*** Supplied material ***

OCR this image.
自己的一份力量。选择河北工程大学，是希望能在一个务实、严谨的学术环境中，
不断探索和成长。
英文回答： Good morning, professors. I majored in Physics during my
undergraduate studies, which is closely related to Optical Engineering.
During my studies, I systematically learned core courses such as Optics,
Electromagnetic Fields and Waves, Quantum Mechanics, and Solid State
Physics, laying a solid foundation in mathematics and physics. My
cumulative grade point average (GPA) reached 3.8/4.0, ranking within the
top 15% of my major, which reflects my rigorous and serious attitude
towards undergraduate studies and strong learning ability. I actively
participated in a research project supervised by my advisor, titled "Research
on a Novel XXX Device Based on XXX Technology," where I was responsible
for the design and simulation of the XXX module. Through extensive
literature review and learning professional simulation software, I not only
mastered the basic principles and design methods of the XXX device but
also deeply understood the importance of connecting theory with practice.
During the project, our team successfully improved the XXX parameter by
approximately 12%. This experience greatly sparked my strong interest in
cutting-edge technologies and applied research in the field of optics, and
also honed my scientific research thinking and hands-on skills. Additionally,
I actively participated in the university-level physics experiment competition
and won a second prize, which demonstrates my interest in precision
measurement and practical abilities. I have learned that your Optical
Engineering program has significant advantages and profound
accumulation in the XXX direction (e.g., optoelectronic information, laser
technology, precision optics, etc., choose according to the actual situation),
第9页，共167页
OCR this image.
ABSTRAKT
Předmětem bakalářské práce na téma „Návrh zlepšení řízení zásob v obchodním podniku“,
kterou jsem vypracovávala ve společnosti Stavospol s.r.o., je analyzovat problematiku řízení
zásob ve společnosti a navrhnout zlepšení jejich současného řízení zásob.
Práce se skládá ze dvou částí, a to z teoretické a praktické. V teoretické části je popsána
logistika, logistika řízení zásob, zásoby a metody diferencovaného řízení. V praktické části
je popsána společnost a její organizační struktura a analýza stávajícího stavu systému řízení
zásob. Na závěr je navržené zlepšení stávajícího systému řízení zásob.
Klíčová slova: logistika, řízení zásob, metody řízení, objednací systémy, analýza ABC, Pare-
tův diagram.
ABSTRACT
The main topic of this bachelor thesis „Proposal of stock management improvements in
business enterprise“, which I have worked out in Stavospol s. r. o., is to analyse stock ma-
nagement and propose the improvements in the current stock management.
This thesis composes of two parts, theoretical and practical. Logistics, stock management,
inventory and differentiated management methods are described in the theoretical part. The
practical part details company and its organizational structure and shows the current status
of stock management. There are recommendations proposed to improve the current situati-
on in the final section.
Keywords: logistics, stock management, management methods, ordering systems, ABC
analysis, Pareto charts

***

◆ **Task description**: Extract all of the material exactly as it is written.

◆ **Answer to this exercise**:
OCR this image.
自己的一份力量。选择河北工程大学，是希望能在一个务实、严谨的学术环境中，
不断探索和成长。
英文回答： Good morning, professors. I majored in Physics during my
undergraduate studies, which is closely related to Optical Engineering.
During my studies, I systematically learned core courses such as Optics,
Electromagnetic Fields and Waves, Quantum Mechanics, and Solid State
Physics, laying a solid foundation in mathematics and physics. My
cumulative grade point average (GPA) reached 3.8/4.0, ranking within the
top 15% of my major, which reflects my rigorous and serious attitude
towards undergraduate studies and strong learning ability. I actively
participated in a research project supervised by my advisor, titled "Research
on a Novel XXX Device Based on XXX Technology," where I was responsible
for the design and simulation of the XXX module. Through extensive
literature review and learning professional simulation software, I not only
mastered the basic principles and design methods of the XXX device but
also deeply understood the importance of connecting theory with practice.
During the project, our team successfully improved the XXX parameter by
approximately 12%. This experience greatly sparked my strong interest in
cutting-edge technologies and applied research in the field of optics, and
also honed my scientific research thinking and hands-on skills. Additionally,
I actively participated in the university-level physics experiment competition
and won a second prize, which demonstrates my interest in precision
measurement and practical abilities. I have learned that your Optical
Engineering program has significant advantages and profound
accumulation in the XXX direction (e.g., optoelectronic information, laser
technology, precision optics, etc., choose according to the actual situation),
第9页，共167页
OCR this image.
ABSTRAKT
Předmětem bakalářské práce na téma „Návrh zlepšení řízení zásob v obchodním podniku“,
kterou jsem vypracovávala ve společnosti Stavospol s.r.o., je analyzovat problematiku řízení
zásob ve společnosti a navrhnout zlepšení jejich současného řízení zásob.
Práce se skládá ze dvou částí, a to z teoretické a praktické. V teoretické části je popsána
logistika, logistika řízení zásob, zásoby a metody diferencovaného řízení. V praktické části
je popsána společnost a její organizační struktura a analýza stávajícího stavu systému řízení
zásob. Na závěr je navržené zlepšení stávajícího systému řízení zásob.
Klíčová slova: logistika, řízení zásob, metody řízení, objednací systémy, analýza ABC, Pare-
tův diagram.
ABSTRACT
The main topic of this bachelor thesis „Proposal of stock management improvements in
business enterprise“, which I have worked out in Stavospol s. r. o., is to analyse stock ma-
nagement and propose the improvements in the current stock management.
This thesis composes of two parts, theoretical and practical. Logistics, stock management,
inventory and differentiated management methods are described in the theoretical part. The
practical part details company and its organizational structure and shows the current status
of stock management. There are recommendations proposed to improve the current situati-
on in the final section.
Keywords: logistics, stock management, management methods, ordering systems, ABC
analysis, Pareto charts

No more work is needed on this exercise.